_What you have to do_. State how many lines of the entries hold the string "process", and nothing more.

_Listed records_.
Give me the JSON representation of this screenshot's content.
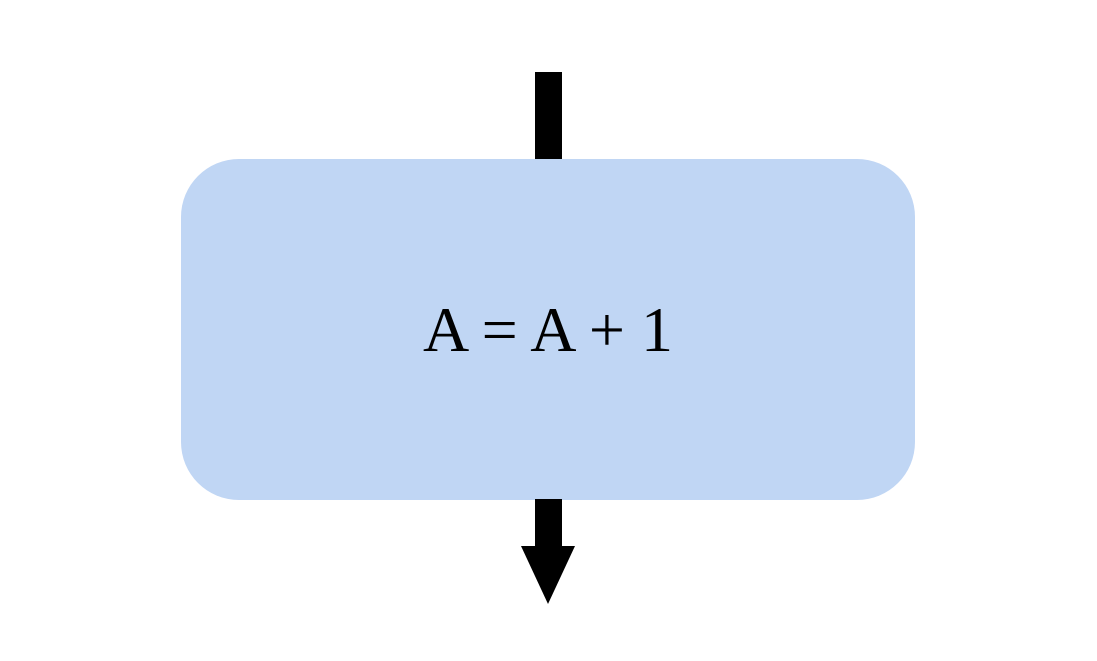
{
  "diagram": {
    "process": {
      "label": "A = A + 1",
      "fill_color": "#c0d6f4"
    },
    "arrows": {
      "color": "#000000",
      "incoming": "arrow-into-process",
      "outgoing": "arrow-out-of-process"
    }
  }
}
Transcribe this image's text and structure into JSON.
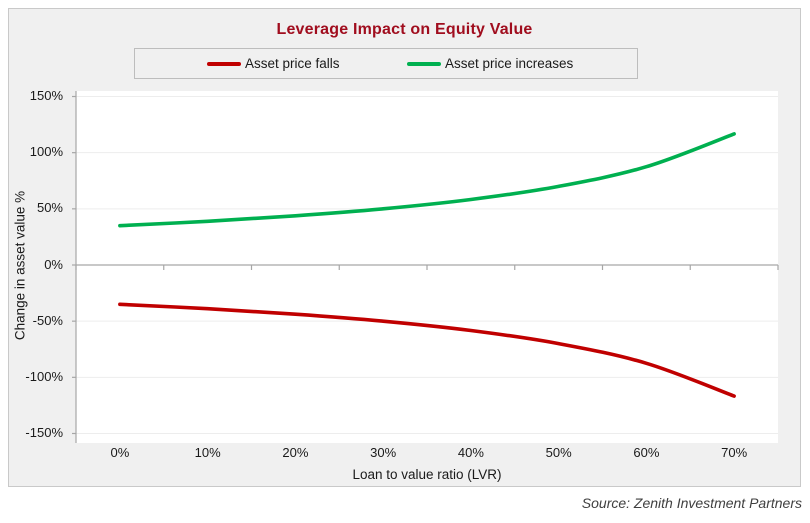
{
  "title": "Leverage Impact on Equity Value",
  "source": "Source: Zenith Investment Partners",
  "colors": {
    "title_text": "#A00D1E",
    "frame_bg": "#F0F0F0",
    "frame_border": "#C9C9C9",
    "plot_bg": "#FFFFFF",
    "gridline": "#EDEDED",
    "axis_line": "#A6A6A6",
    "tick_text": "#1A1A1A",
    "source_text": "#404040"
  },
  "chart_data": {
    "type": "line",
    "title": "Leverage Impact on Equity Value",
    "categories": [
      "0%",
      "10%",
      "20%",
      "30%",
      "40%",
      "50%",
      "60%",
      "70%"
    ],
    "series": [
      {
        "name": "Asset price falls",
        "color": "#C00000",
        "values": [
          -35,
          -38.9,
          -43.8,
          -50,
          -58.3,
          -70,
          -87.5,
          -116.7
        ]
      },
      {
        "name": "Asset price increases",
        "color": "#00B050",
        "values": [
          35,
          38.9,
          43.8,
          50,
          58.3,
          70,
          87.5,
          116.7
        ]
      }
    ],
    "xlabel": "Loan to value ratio (LVR)",
    "ylabel": "Change in asset value %",
    "ylim": [
      -150,
      150
    ],
    "yticks": [
      "150%",
      "100%",
      "50%",
      "0%",
      "-50%",
      "-100%",
      "-150%"
    ],
    "grid": true,
    "legend_position": "top",
    "smooth_lines": true
  }
}
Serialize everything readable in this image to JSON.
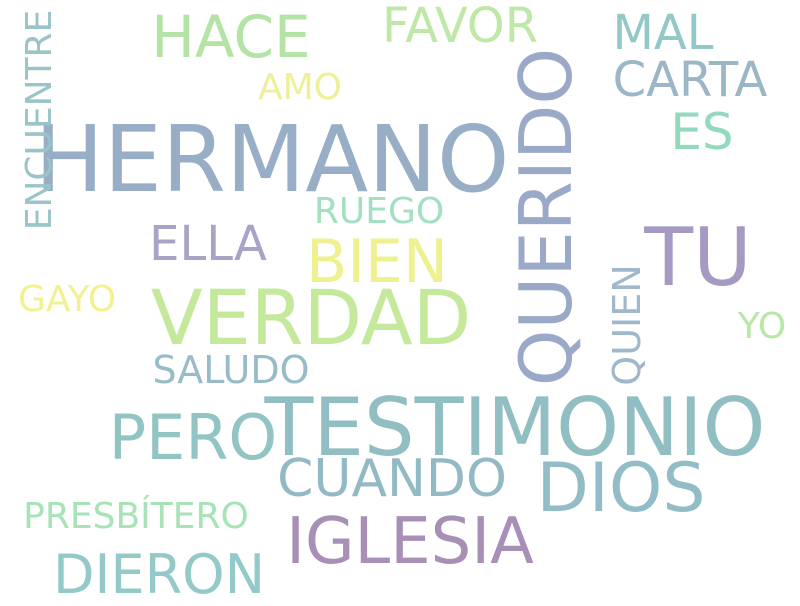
{
  "word_cloud": {
    "words": [
      {
        "id": "hermano",
        "text": "HERMANO",
        "color": "#97aec6"
      },
      {
        "id": "testimonio",
        "text": "TESTIMONIO",
        "color": "#91bec2"
      },
      {
        "id": "querido",
        "text": "QUERIDO",
        "color": "#9aa9c7"
      },
      {
        "id": "verdad",
        "text": "VERDAD",
        "color": "#c4e99b"
      },
      {
        "id": "tu",
        "text": "TU",
        "color": "#a69ac2"
      },
      {
        "id": "dios",
        "text": "DIOS",
        "color": "#93bdc6"
      },
      {
        "id": "iglesia",
        "text": "IGLESIA",
        "color": "#a88fb6"
      },
      {
        "id": "pero",
        "text": "PERO",
        "color": "#91c4c2"
      },
      {
        "id": "bien",
        "text": "BIEN",
        "color": "#eef18e"
      },
      {
        "id": "hace",
        "text": "HACE",
        "color": "#b3e3a5"
      },
      {
        "id": "dieron",
        "text": "DIERON",
        "color": "#93c9c8"
      },
      {
        "id": "cuando",
        "text": "CUANDO",
        "color": "#93bac4"
      },
      {
        "id": "ella",
        "text": "ELLA",
        "color": "#a8a4c8"
      },
      {
        "id": "carta",
        "text": "CARTA",
        "color": "#9ab6c7"
      },
      {
        "id": "favor",
        "text": "FAVOR",
        "color": "#bfe8a8"
      },
      {
        "id": "mal",
        "text": "MAL",
        "color": "#93c8c8"
      },
      {
        "id": "es",
        "text": "ES",
        "color": "#95d9bd"
      },
      {
        "id": "encuentre",
        "text": "ENCUENTRE",
        "color": "#99c4c8"
      },
      {
        "id": "ruego",
        "text": "RUEGO",
        "color": "#a3e0c0"
      },
      {
        "id": "quien",
        "text": "QUIEN",
        "color": "#a0b8cc"
      },
      {
        "id": "saludo",
        "text": "SALUDO",
        "color": "#97bcc8"
      },
      {
        "id": "presbitero",
        "text": "PRESBÍTERO",
        "color": "#a7e3b6"
      },
      {
        "id": "gayo",
        "text": "GAYO",
        "color": "#f3f08f"
      },
      {
        "id": "yo",
        "text": "YO",
        "color": "#b9e6a9"
      },
      {
        "id": "amo",
        "text": "AMO",
        "color": "#eeef96"
      }
    ]
  }
}
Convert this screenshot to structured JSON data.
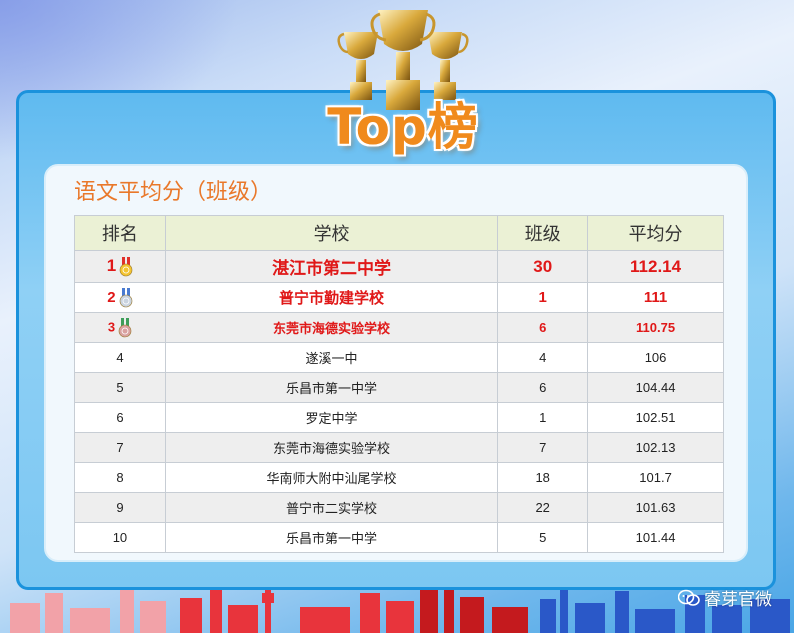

_Written response_. 3